GIVEN EXERCISE → Find each line with "Entrate" and copy it.
============================================================
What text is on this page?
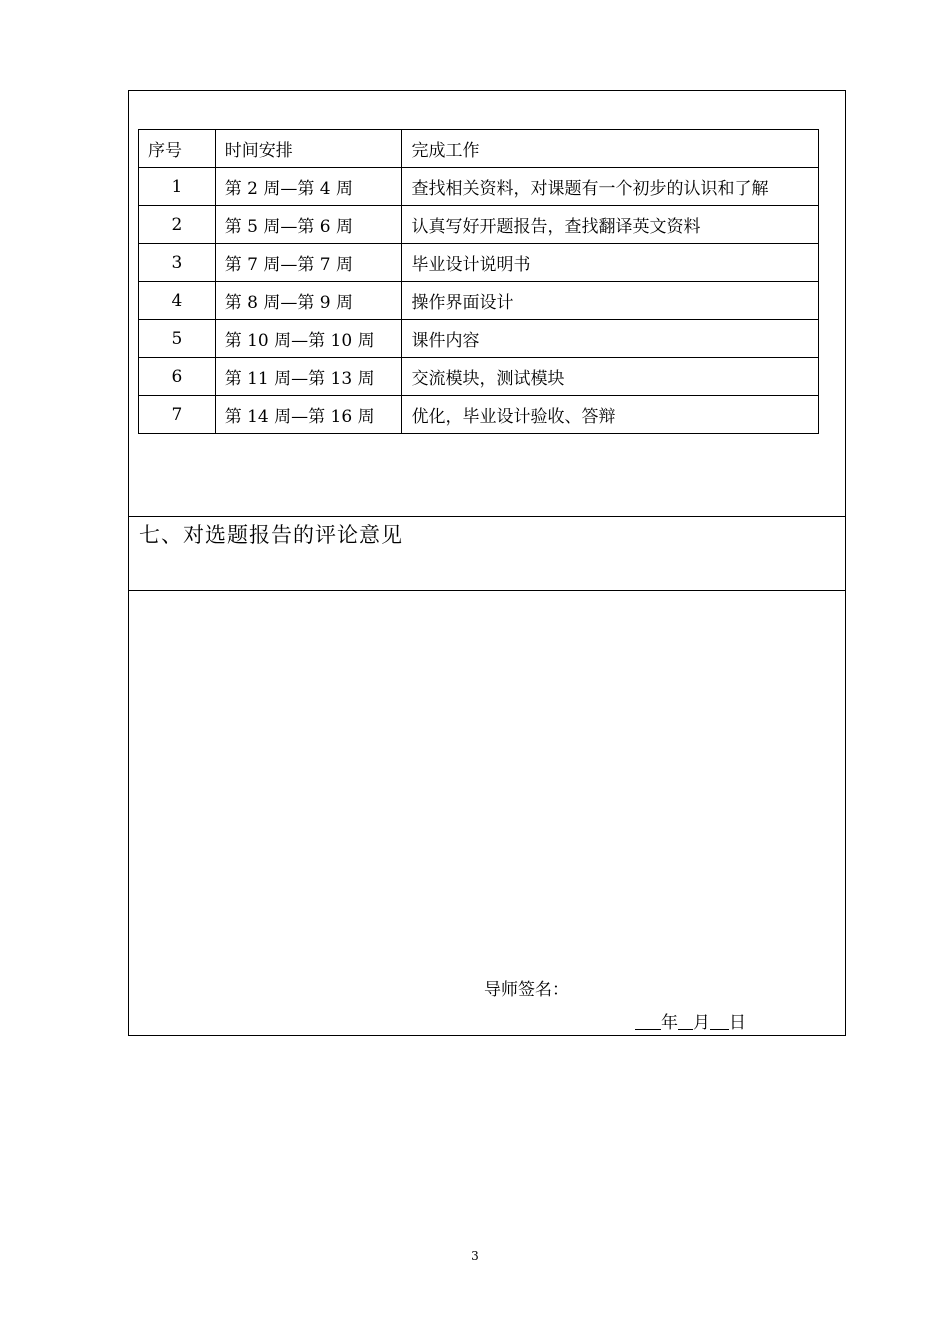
序号	时间安排	完成工作
1	第 2 周—第 4 周	查找相关资料，对课题有一个初步的认识和了解
2	第 5 周—第 6 周	认真写好开题报告，查找翻译英文资料
3	第 7 周—第 7 周	毕业设计说明书
4	第 8 周—第 9 周	操作界面设计
5	第 10 周—第 10 周	课件内容
6	第 11 周—第 13 周	交流模块，测试模块
7	第 14 周—第 16 周	优化，毕业设计验收、答辩
七、对选题报告的评论意见
导师签名：
年 月 日
3
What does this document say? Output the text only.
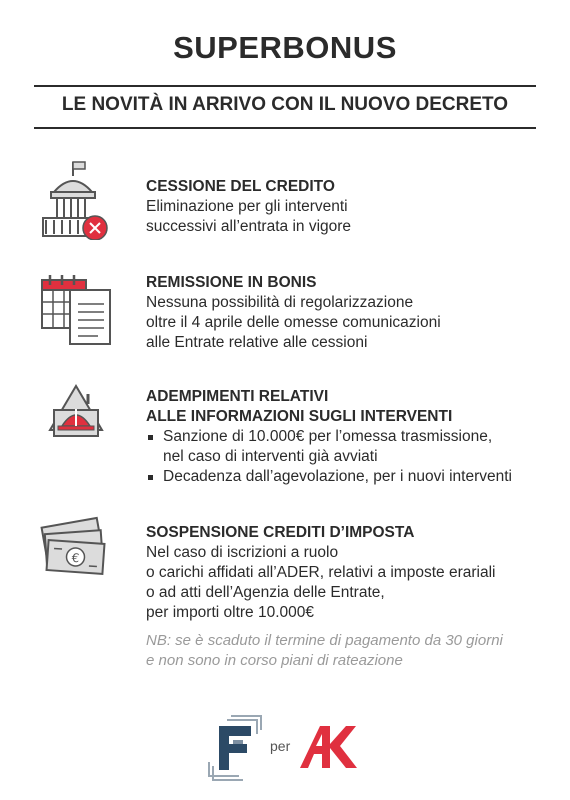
SUPERBONUS
LE NOVITÀ IN ARRIVO CON IL NUOVO DECRETO
CESSIONE DEL CREDITO
Eliminazione per gli interventi
successivi all’entrata in vigore
REMISSIONE IN BONIS
Nessuna possibilità di regolarizzazione
oltre il 4 aprile delle omesse comunicazioni
alle Entrate relative alle cessioni
ADEMPIMENTI RELATIVI
ALLE INFORMAZIONI SUGLI INTERVENTI
Sanzione di 10.000€ per l’omessa trasmissione,
nel caso di interventi già avviati
Decadenza dall’agevolazione, per i nuovi interventi
€
SOSPENSIONE CREDITI D’IMPOSTA
Nel caso di iscrizioni a ruolo
o carichi affidati all’ADER, relativi a imposte erariali
o ad atti dell’Agenzia delle Entrate,
per importi oltre 10.000€
NB: se è scaduto il termine di pagamento da 30 giorni
e non sono in corso piani di rateazione
per
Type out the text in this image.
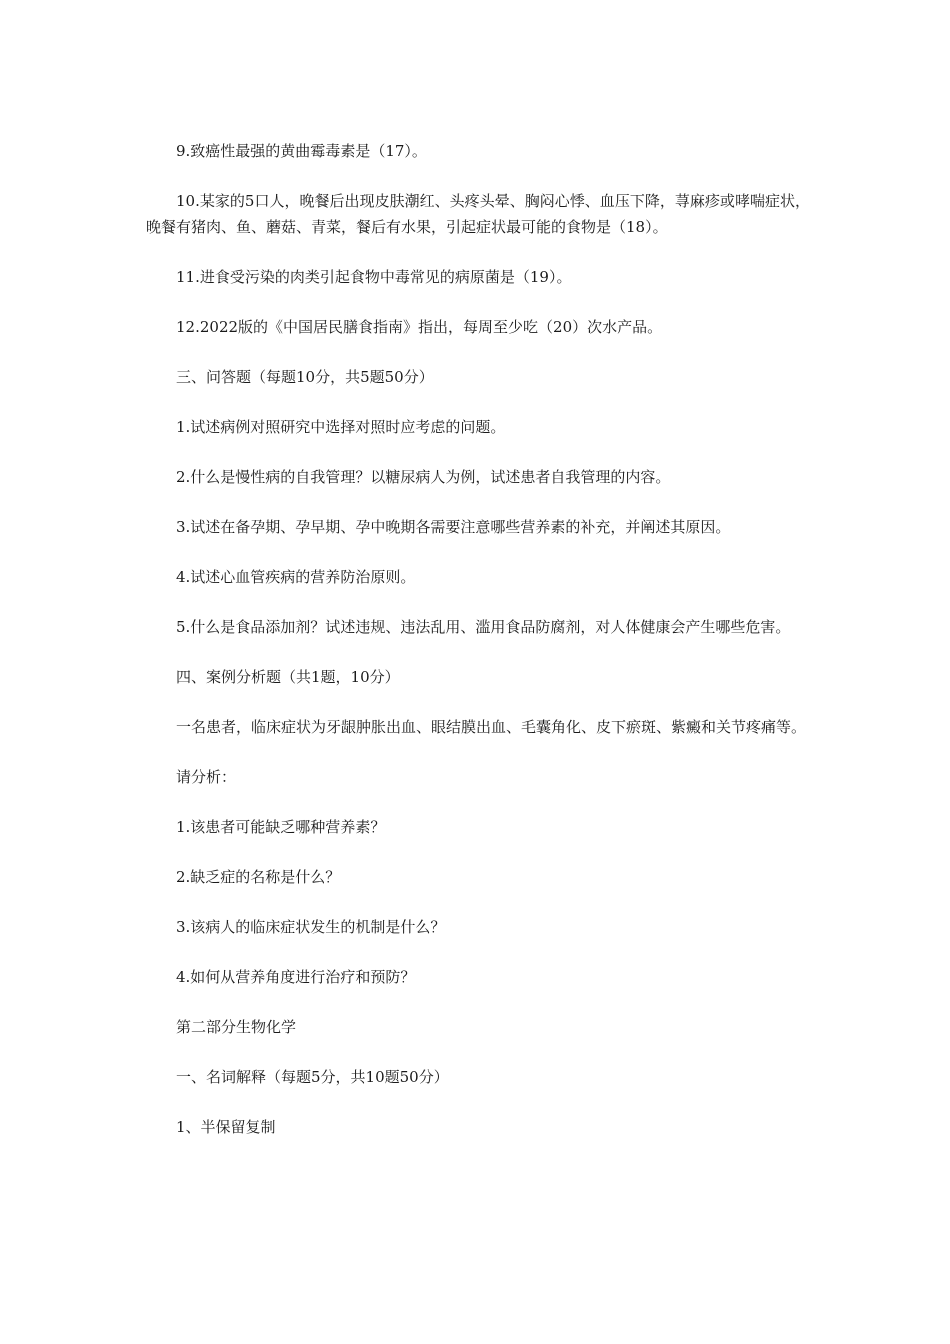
9.致癌性最强的黄曲霉毒素是（17）。

10.某家的5口人，晚餐后出现皮肤潮红、头疼头晕、胸闷心悸、血压下降，荨麻疹或哮喘症状，晚餐有猪肉、鱼、蘑菇、青菜，餐后有水果，引起症状最可能的食物是（18）。

11.进食受污染的肉类引起食物中毒常见的病原菌是（19）。

12.2022版的《中国居民膳食指南》指出，每周至少吃（20）次水产品。

三、问答题（每题10分，共5题50分）

1.试述病例对照研究中选择对照时应考虑的问题。

2.什么是慢性病的自我管理？以糖尿病人为例，试述患者自我管理的内容。

3.试述在备孕期、孕早期、孕中晚期各需要注意哪些营养素的补充，并阐述其原因。

4.试述心血管疾病的营养防治原则。

5.什么是食品添加剂？试述违规、违法乱用、滥用食品防腐剂，对人体健康会产生哪些危害。

四、案例分析题（共1题，10分）

一名患者，临床症状为牙龈肿胀出血、眼结膜出血、毛囊角化、皮下瘀斑、紫癜和关节疼痛等。

请分析：

1.该患者可能缺乏哪种营养素？

2.缺乏症的名称是什么？

3.该病人的临床症状发生的机制是什么？

4.如何从营养角度进行治疗和预防？

第二部分生物化学

一、名词解释（每题5分，共10题50分）

1、半保留复制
============================================================
SOLUTION TO THE EXERCISE →
alle Entrate relative alle cessioni
o ad atti dell’Agenzia delle Entrate,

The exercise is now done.